What the exercise asks = Leaving the pictures aside, transcribe every line below exactly.

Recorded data
::::
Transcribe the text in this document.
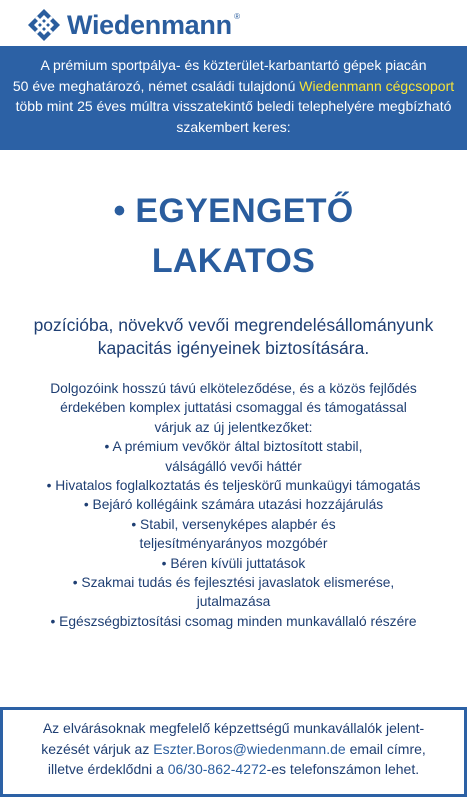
Wiedenmann ®
A prémium sportpálya- és közterület-karbantartó gépek piacán
50 éve meghatározó, német családi tulajdonú Wiedenmann cégcsoport több mint 25 éves múltra visszatekintő beledi telephelyére megbízható szakembert keres:
• EGYENGETŐ
LAKATOS
pozícióba, növekvő vevői megrendelésállományunk
kapacitás igényeinek biztosítására.

Dolgozóink hosszú távú elköteleződése, és a közös fejlődés

érdekében komplex juttatási csomaggal és támogatással

várjuk az új jelentkezőket:

• A prémium vevőkör által biztosított stabil,

válságálló vevői háttér

• Hivatalos foglalkoztatás és teljeskörű munkaügyi támogatás

• Bejáró kollégáink számára utazási hozzájárulás

• Stabil, versenyképes alapbér és

teljesítményarányos mozgóbér

• Béren kívüli juttatások

• Szakmai tudás és fejlesztési javaslatok elismerése,

jutalmazása

• Egészségbiztosítási csomag minden munkavállaló részére

Az elvárásoknak megfelelő képzettségű munkavállalók jelent-
kezését várjuk az Eszter.Boros@wiedenmann.de email címre,
illetve érdeklődni a 06/30-862-4272-es telefonszámon lehet.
::::
Correct result =
Transcribe the text in this document.
Wiedenmann ®
A prémium sportpálya- és közterület-karbantartó gépek piacán
50 éve meghatározó, német családi tulajdonú Wiedenmann cégcsoport több mint 25 éves múltra visszatekintő beledi telephelyére megbízható szakembert keres:
• EGYENGETŐ
LAKATOS
pozícióba, növekvő vevői megrendelésállományunk
kapacitás igényeinek biztosítására.

Dolgozóink hosszú távú elköteleződése, és a közös fejlődés

érdekében komplex juttatási csomaggal és támogatással

várjuk az új jelentkezőket:

• A prémium vevőkör által biztosított stabil,

válságálló vevői háttér

• Hivatalos foglalkoztatás és teljeskörű munkaügyi támogatás

• Bejáró kollégáink számára utazási hozzájárulás

• Stabil, versenyképes alapbér és

teljesítményarányos mozgóbér

• Béren kívüli juttatások

• Szakmai tudás és fejlesztési javaslatok elismerése,

jutalmazása

• Egészségbiztosítási csomag minden munkavállaló részére

Az elvárásoknak megfelelő képzettségű munkavállalók jelent-
kezését várjuk az Eszter.Boros@wiedenmann.de email címre,
illetve érdeklődni a 06/30-862-4272-es telefonszámon lehet.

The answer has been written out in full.